## WORK TO COMPLETE
Find each line with the string "text" and report it.

## DATASET ROWS
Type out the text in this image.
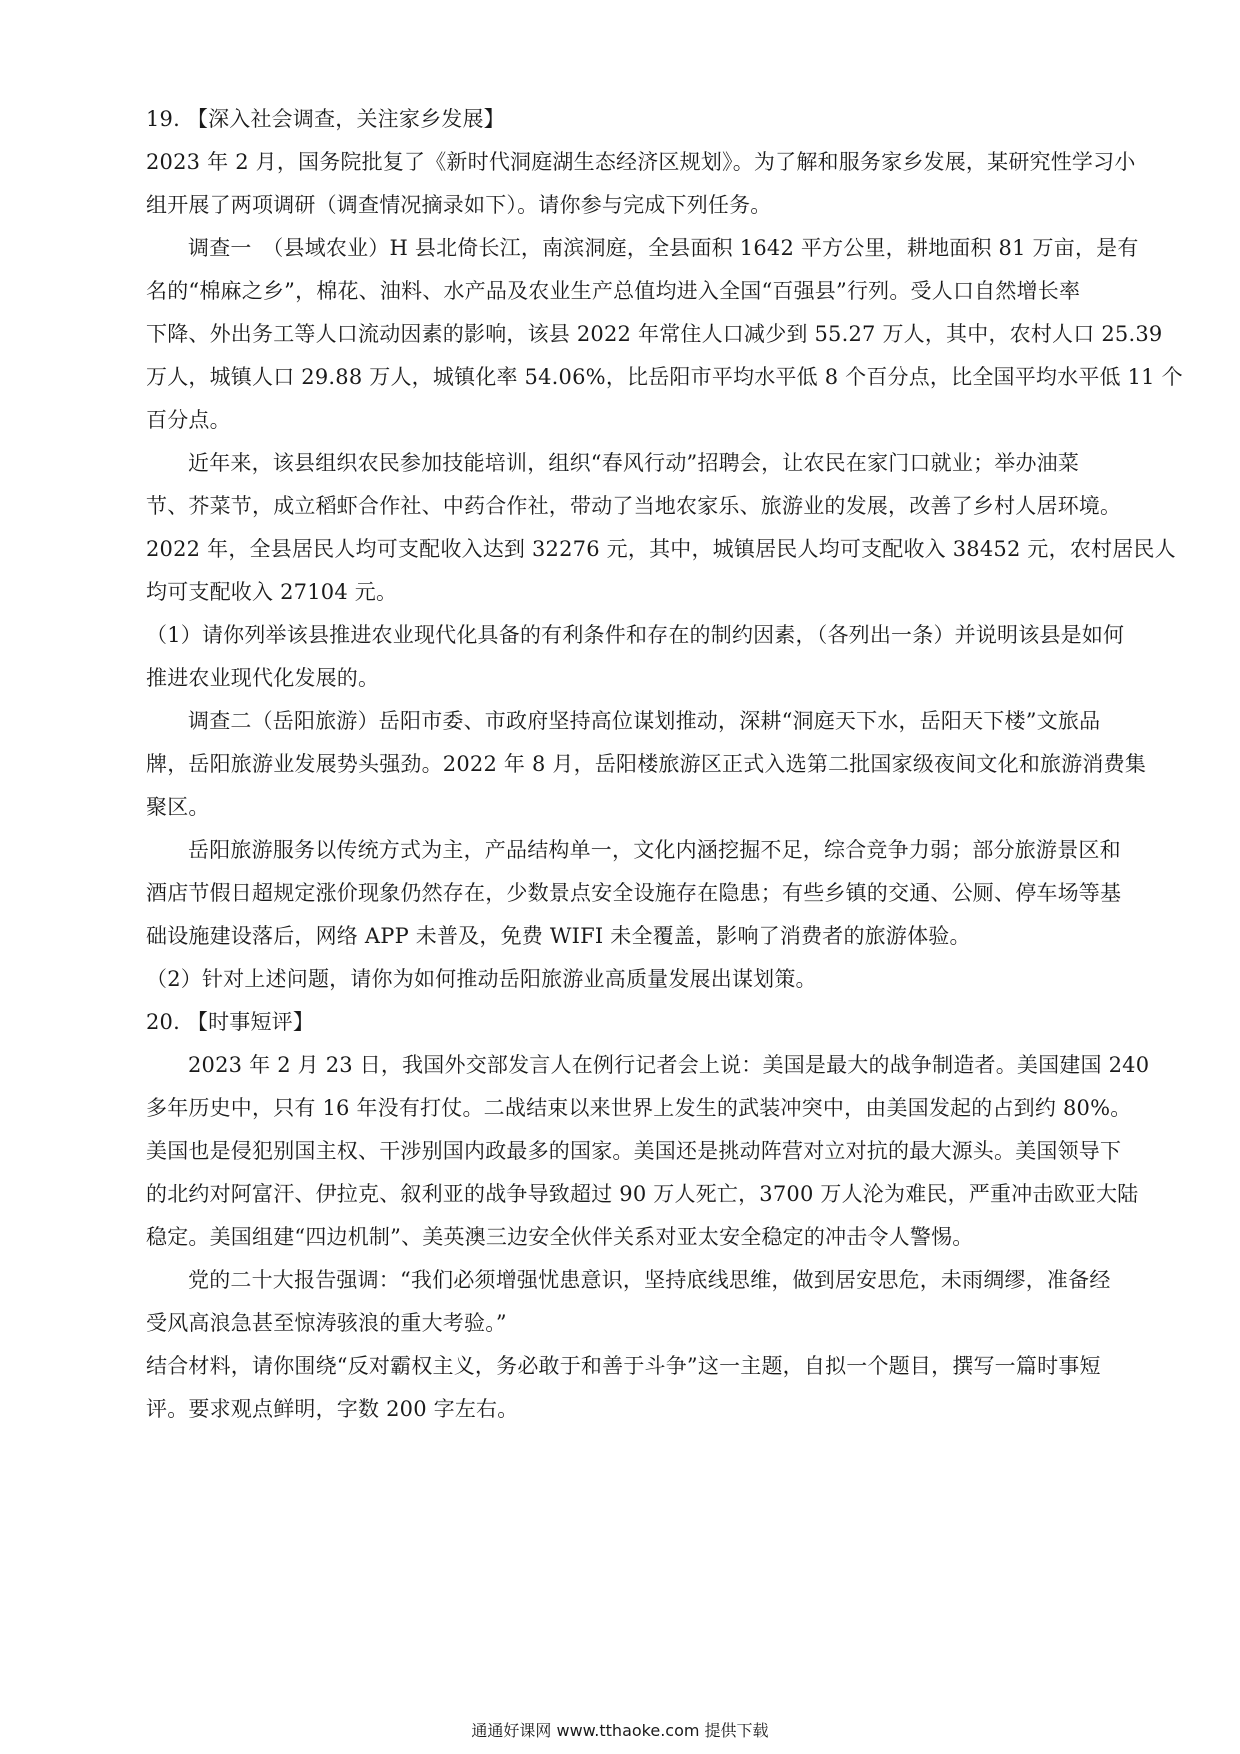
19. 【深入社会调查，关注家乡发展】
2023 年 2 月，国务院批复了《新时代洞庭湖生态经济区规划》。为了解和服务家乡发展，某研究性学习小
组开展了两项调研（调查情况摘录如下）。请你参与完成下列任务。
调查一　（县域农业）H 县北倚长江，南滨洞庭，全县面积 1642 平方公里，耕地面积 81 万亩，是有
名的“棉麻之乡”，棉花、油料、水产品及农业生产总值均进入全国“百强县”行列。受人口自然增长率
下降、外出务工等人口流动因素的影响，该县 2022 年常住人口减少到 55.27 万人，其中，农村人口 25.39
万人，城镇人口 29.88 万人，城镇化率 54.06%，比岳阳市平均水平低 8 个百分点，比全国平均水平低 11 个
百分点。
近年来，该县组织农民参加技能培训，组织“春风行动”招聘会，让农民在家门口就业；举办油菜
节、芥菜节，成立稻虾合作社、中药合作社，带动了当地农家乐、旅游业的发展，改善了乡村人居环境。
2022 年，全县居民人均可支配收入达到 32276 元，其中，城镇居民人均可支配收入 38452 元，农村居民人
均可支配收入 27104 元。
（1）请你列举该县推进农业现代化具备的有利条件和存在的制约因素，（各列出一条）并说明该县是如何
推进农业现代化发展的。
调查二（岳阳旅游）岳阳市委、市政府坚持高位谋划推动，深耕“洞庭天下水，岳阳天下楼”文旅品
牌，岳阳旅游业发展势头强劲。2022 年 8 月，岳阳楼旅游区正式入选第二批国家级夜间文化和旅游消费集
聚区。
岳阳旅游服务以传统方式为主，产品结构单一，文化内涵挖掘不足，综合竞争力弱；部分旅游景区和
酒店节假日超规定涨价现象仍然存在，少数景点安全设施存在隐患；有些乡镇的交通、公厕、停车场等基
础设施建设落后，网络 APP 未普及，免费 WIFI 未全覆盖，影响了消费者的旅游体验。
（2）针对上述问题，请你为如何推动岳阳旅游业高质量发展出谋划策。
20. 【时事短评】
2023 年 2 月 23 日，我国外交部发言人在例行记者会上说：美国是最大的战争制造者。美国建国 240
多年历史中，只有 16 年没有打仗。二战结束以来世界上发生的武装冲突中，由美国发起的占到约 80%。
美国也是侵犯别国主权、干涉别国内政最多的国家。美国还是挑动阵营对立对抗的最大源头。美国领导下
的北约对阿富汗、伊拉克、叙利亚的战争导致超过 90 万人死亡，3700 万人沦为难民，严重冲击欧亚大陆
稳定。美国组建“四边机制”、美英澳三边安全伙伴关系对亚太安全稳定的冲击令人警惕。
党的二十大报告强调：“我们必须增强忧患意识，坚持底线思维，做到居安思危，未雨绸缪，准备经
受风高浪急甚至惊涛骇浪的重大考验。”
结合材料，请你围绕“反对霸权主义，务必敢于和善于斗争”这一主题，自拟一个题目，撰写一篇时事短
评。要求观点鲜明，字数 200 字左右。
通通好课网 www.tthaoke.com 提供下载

* * *

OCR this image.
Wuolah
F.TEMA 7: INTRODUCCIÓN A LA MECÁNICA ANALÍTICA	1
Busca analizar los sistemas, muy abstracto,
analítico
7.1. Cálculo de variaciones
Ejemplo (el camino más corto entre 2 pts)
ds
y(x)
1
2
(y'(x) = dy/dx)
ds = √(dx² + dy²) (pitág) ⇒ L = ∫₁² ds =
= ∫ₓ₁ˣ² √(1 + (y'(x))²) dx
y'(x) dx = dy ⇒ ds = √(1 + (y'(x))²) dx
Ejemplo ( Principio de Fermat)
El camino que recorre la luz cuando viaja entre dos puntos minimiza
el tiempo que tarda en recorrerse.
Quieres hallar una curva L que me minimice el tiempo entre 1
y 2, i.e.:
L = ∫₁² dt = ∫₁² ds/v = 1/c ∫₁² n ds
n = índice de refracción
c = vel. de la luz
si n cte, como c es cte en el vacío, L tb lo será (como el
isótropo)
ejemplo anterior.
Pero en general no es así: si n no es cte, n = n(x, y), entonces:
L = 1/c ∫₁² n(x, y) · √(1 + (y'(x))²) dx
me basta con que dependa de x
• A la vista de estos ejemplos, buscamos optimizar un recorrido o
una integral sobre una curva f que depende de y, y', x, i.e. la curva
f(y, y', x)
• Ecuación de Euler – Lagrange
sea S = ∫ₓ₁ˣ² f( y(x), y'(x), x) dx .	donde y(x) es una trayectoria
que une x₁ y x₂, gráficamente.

...

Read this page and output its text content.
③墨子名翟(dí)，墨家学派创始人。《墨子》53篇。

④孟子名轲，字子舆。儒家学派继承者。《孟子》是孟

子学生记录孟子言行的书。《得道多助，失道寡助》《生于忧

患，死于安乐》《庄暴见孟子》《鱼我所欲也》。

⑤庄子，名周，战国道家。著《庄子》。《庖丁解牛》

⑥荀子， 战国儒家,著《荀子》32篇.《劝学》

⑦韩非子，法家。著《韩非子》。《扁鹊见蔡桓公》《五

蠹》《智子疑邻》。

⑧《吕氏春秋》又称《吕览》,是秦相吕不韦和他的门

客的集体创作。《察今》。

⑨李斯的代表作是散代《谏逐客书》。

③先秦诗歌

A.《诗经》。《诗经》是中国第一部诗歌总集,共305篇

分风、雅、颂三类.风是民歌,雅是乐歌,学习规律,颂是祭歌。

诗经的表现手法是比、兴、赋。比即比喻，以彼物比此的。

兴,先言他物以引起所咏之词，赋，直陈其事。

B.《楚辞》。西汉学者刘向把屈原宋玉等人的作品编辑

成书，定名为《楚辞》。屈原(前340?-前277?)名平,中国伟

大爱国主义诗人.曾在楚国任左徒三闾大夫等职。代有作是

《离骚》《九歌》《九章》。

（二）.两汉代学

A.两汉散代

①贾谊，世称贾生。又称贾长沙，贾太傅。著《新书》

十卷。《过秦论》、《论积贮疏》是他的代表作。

## RESULT OF THE TASK
Type out the text in this image.
Read this page and output its text content.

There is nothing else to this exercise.